What you are asked to do: Repeat each line word for word.

[Records from a data collection]
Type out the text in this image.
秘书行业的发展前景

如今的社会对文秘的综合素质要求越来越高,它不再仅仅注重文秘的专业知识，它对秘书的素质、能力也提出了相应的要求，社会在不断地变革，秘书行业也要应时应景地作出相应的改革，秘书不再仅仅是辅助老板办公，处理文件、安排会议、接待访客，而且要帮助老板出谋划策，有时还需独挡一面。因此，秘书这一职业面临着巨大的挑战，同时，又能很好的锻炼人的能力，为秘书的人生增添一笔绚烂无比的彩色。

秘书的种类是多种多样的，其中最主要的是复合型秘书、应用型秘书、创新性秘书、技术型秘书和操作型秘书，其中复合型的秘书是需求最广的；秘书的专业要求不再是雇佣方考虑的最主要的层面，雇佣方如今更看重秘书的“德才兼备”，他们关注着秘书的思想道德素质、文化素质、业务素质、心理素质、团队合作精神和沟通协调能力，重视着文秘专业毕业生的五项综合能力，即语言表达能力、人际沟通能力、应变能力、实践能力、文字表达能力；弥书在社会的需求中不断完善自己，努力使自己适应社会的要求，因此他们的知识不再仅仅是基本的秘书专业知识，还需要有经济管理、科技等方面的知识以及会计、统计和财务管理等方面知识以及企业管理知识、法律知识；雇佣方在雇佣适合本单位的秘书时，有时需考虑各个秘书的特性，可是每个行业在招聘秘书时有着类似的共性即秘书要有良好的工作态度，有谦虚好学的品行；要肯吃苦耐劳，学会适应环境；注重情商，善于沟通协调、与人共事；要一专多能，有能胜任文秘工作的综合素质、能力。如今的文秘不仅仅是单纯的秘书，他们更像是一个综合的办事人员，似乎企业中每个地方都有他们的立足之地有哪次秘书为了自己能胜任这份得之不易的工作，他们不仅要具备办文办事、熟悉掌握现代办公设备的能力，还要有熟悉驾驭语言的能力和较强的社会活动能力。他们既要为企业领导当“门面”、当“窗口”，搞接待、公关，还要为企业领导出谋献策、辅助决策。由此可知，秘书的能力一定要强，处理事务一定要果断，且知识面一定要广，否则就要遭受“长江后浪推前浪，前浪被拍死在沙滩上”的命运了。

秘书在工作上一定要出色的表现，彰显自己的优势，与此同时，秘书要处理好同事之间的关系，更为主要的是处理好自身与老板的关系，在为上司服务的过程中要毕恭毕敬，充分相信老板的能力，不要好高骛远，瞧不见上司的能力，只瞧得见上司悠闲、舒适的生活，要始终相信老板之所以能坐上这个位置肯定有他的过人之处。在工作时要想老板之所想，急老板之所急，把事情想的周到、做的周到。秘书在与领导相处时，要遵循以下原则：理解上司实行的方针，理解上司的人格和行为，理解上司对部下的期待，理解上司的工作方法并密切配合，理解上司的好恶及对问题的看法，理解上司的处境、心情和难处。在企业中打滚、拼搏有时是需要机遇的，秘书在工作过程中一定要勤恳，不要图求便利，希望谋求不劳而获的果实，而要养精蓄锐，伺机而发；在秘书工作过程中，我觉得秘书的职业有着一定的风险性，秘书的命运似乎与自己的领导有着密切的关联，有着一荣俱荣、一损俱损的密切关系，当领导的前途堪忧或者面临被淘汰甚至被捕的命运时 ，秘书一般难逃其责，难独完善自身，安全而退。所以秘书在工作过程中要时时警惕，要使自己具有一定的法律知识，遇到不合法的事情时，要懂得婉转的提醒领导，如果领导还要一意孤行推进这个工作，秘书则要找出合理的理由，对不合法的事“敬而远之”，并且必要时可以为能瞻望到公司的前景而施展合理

Exercise response:
Type out the text in this image.
秘书行业的发展前景

如今的社会对文秘的综合素质要求越来越高,它不再仅仅注重文秘的专业知识，它对秘书的素质、能力也提出了相应的要求，社会在不断地变革，秘书行业也要应时应景地作出相应的改革，秘书不再仅仅是辅助老板办公，处理文件、安排会议、接待访客，而且要帮助老板出谋划策，有时还需独挡一面。因此，秘书这一职业面临着巨大的挑战，同时，又能很好的锻炼人的能力，为秘书的人生增添一笔绚烂无比的彩色。

秘书的种类是多种多样的，其中最主要的是复合型秘书、应用型秘书、创新性秘书、技术型秘书和操作型秘书，其中复合型的秘书是需求最广的；秘书的专业要求不再是雇佣方考虑的最主要的层面，雇佣方如今更看重秘书的“德才兼备”，他们关注着秘书的思想道德素质、文化素质、业务素质、心理素质、团队合作精神和沟通协调能力，重视着文秘专业毕业生的五项综合能力，即语言表达能力、人际沟通能力、应变能力、实践能力、文字表达能力；弥书在社会的需求中不断完善自己，努力使自己适应社会的要求，因此他们的知识不再仅仅是基本的秘书专业知识，还需要有经济管理、科技等方面的知识以及会计、统计和财务管理等方面知识以及企业管理知识、法律知识；雇佣方在雇佣适合本单位的秘书时，有时需考虑各个秘书的特性，可是每个行业在招聘秘书时有着类似的共性即秘书要有良好的工作态度，有谦虚好学的品行；要肯吃苦耐劳，学会适应环境；注重情商，善于沟通协调、与人共事；要一专多能，有能胜任文秘工作的综合素质、能力。如今的文秘不仅仅是单纯的秘书，他们更像是一个综合的办事人员，似乎企业中每个地方都有他们的立足之地有哪次秘书为了自己能胜任这份得之不易的工作，他们不仅要具备办文办事、熟悉掌握现代办公设备的能力，还要有熟悉驾驭语言的能力和较强的社会活动能力。他们既要为企业领导当“门面”、当“窗口”，搞接待、公关，还要为企业领导出谋献策、辅助决策。由此可知，秘书的能力一定要强，处理事务一定要果断，且知识面一定要广，否则就要遭受“长江后浪推前浪，前浪被拍死在沙滩上”的命运了。

秘书在工作上一定要出色的表现，彰显自己的优势，与此同时，秘书要处理好同事之间的关系，更为主要的是处理好自身与老板的关系，在为上司服务的过程中要毕恭毕敬，充分相信老板的能力，不要好高骛远，瞧不见上司的能力，只瞧得见上司悠闲、舒适的生活，要始终相信老板之所以能坐上这个位置肯定有他的过人之处。在工作时要想老板之所想，急老板之所急，把事情想的周到、做的周到。秘书在与领导相处时，要遵循以下原则：理解上司实行的方针，理解上司的人格和行为，理解上司对部下的期待，理解上司的工作方法并密切配合，理解上司的好恶及对问题的看法，理解上司的处境、心情和难处。在企业中打滚、拼搏有时是需要机遇的，秘书在工作过程中一定要勤恳，不要图求便利，希望谋求不劳而获的果实，而要养精蓄锐，伺机而发；在秘书工作过程中，我觉得秘书的职业有着一定的风险性，秘书的命运似乎与自己的领导有着密切的关联，有着一荣俱荣、一损俱损的密切关系，当领导的前途堪忧或者面临被淘汰甚至被捕的命运时 ，秘书一般难逃其责，难独完善自身，安全而退。所以秘书在工作过程中要时时警惕，要使自己具有一定的法律知识，遇到不合法的事情时，要懂得婉转的提醒领导，如果领导还要一意孤行推进这个工作，秘书则要找出合理的理由，对不合法的事“敬而远之”，并且必要时可以为能瞻望到公司的前景而施展合理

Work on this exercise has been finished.